◆ Job: Every line that includes the word "mises" is to be listed.

"""

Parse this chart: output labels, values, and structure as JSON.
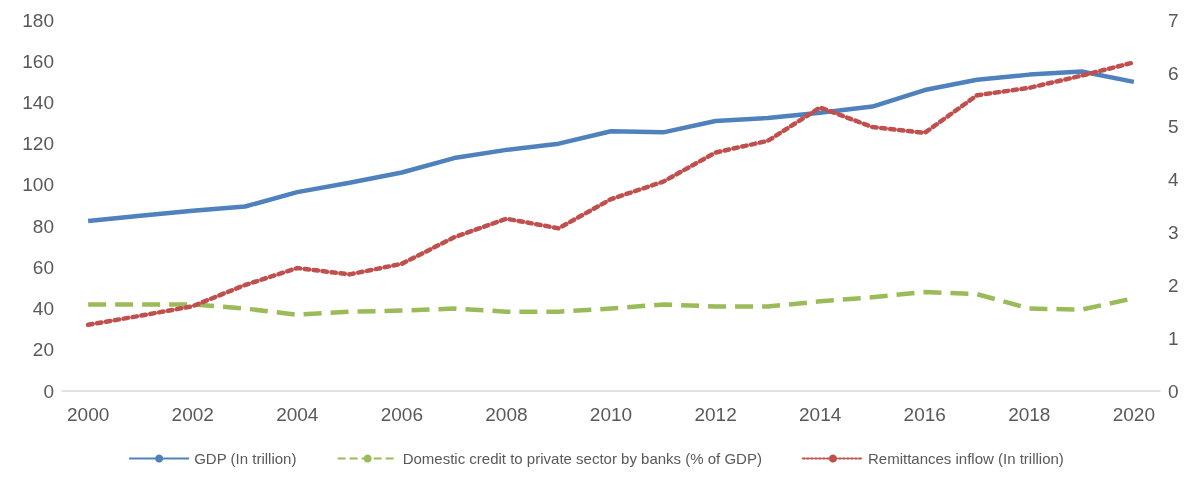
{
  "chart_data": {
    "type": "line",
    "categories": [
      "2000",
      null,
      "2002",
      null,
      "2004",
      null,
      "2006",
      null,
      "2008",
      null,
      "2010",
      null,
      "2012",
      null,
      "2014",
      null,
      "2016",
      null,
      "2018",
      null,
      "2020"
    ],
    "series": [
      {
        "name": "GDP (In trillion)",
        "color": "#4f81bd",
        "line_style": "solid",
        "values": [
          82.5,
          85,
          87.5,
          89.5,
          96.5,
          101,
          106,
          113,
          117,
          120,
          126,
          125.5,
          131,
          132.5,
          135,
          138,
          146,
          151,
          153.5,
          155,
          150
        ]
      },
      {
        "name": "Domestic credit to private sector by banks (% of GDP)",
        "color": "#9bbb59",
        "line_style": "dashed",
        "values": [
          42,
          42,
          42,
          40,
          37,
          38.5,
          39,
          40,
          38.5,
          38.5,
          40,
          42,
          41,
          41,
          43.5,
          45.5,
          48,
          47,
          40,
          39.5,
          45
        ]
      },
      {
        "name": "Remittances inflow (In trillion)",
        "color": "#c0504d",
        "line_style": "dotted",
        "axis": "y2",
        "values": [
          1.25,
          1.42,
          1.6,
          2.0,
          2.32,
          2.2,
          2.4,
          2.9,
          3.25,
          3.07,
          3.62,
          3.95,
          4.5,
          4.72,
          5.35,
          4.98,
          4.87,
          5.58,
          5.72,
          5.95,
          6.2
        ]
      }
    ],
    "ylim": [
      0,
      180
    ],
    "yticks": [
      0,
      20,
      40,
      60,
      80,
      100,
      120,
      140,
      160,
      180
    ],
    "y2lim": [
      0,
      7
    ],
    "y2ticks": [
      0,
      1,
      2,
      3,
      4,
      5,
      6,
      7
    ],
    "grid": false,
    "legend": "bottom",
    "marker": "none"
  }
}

"""
"""

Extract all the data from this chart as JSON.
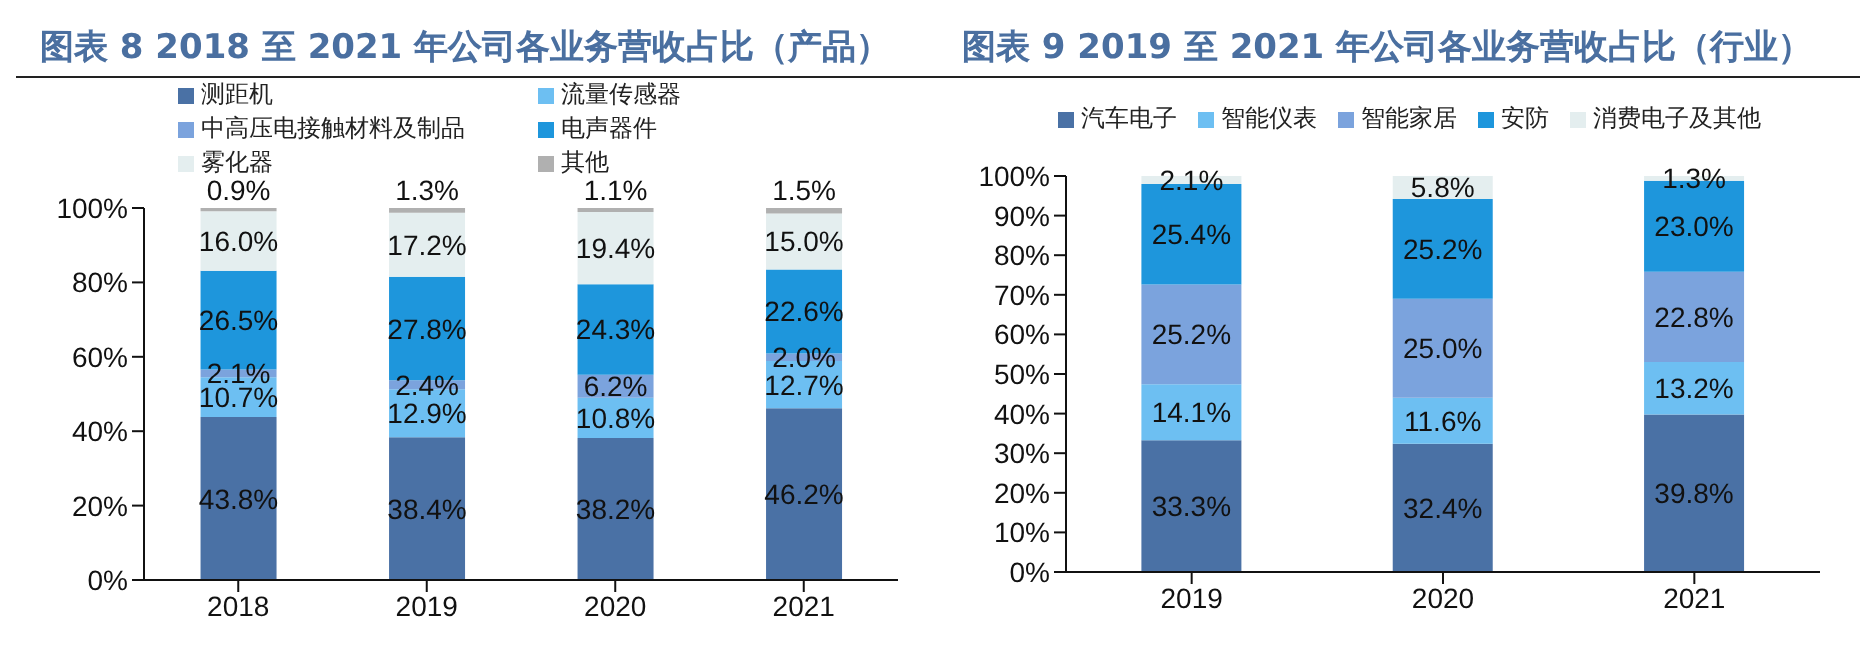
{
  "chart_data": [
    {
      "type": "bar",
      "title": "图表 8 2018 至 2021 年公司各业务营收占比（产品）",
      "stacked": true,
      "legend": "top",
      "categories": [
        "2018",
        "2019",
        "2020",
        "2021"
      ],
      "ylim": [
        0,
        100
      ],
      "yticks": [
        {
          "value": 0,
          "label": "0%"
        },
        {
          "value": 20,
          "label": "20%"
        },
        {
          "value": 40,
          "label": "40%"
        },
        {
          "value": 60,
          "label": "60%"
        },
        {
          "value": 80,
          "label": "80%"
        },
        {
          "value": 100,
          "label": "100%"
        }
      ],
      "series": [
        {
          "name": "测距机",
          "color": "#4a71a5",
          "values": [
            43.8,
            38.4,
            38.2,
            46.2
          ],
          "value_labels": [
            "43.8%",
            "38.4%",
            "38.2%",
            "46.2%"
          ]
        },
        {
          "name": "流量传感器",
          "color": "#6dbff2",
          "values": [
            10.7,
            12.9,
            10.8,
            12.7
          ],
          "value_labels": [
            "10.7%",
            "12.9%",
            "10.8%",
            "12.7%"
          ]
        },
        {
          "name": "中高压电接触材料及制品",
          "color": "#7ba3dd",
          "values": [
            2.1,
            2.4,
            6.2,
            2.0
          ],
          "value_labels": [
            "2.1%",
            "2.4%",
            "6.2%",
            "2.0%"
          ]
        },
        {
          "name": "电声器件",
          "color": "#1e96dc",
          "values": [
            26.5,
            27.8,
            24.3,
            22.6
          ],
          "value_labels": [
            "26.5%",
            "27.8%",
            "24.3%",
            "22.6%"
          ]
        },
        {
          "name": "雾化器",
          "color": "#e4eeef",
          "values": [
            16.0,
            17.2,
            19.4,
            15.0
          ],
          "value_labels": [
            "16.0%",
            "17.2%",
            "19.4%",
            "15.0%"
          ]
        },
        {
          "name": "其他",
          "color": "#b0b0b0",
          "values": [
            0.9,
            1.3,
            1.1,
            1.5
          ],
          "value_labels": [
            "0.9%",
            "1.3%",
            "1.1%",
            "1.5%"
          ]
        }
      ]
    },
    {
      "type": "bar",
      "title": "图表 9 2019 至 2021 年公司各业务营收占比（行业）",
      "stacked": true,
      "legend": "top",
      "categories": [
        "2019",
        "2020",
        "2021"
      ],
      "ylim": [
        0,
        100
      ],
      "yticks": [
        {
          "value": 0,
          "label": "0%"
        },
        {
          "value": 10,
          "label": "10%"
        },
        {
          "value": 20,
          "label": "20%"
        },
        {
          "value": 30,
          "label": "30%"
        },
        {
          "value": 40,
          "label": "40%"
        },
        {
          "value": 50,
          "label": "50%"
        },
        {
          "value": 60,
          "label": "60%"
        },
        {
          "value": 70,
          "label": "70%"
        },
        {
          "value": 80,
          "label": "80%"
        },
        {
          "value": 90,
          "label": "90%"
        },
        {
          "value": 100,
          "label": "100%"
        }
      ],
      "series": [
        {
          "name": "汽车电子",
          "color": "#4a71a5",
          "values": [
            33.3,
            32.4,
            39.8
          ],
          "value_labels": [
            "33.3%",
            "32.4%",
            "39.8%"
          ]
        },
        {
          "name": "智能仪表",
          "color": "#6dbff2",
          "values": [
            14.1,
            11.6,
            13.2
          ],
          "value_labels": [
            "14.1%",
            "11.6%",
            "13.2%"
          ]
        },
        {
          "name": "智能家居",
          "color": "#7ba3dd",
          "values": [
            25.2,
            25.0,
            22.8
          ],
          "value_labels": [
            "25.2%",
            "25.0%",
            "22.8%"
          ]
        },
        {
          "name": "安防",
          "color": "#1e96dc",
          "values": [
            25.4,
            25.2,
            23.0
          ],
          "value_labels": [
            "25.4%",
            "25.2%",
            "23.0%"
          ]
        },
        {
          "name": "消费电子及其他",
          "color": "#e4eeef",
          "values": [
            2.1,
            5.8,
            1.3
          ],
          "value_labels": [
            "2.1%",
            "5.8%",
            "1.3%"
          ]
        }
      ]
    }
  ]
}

"""
"""

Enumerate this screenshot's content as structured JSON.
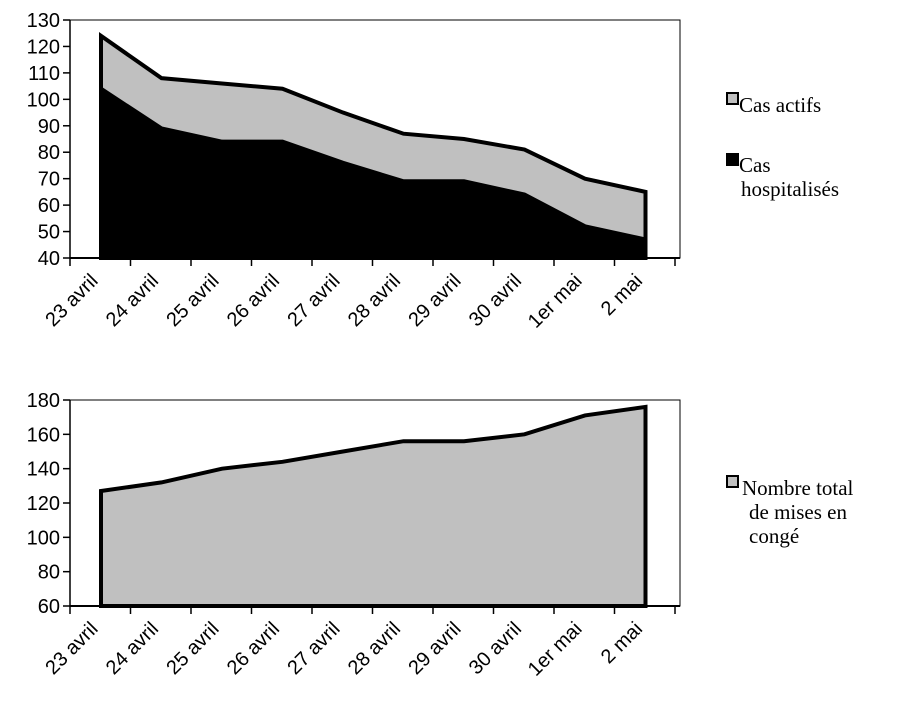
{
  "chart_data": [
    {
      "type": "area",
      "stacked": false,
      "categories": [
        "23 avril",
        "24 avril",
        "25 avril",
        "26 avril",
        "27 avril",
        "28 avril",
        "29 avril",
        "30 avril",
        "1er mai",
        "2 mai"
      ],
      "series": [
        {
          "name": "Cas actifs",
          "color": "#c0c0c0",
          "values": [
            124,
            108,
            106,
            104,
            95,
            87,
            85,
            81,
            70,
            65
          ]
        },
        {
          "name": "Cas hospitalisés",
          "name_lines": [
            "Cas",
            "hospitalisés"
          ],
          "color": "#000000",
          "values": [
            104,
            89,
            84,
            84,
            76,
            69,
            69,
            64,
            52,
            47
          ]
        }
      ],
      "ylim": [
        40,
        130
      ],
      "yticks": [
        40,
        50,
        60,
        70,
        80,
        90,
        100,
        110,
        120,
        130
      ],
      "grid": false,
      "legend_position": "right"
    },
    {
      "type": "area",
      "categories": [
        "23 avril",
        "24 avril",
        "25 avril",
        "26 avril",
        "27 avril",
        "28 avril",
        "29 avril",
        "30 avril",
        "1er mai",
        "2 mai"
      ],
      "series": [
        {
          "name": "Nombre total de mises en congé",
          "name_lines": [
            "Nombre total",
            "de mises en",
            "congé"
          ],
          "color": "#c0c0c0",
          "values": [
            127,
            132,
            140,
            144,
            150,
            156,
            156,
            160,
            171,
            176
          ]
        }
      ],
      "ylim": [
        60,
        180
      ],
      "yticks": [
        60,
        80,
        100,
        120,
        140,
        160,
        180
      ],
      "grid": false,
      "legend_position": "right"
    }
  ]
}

"""

◆ Output below:
          "name": "Nombre total de mises en congé",
            "de mises en",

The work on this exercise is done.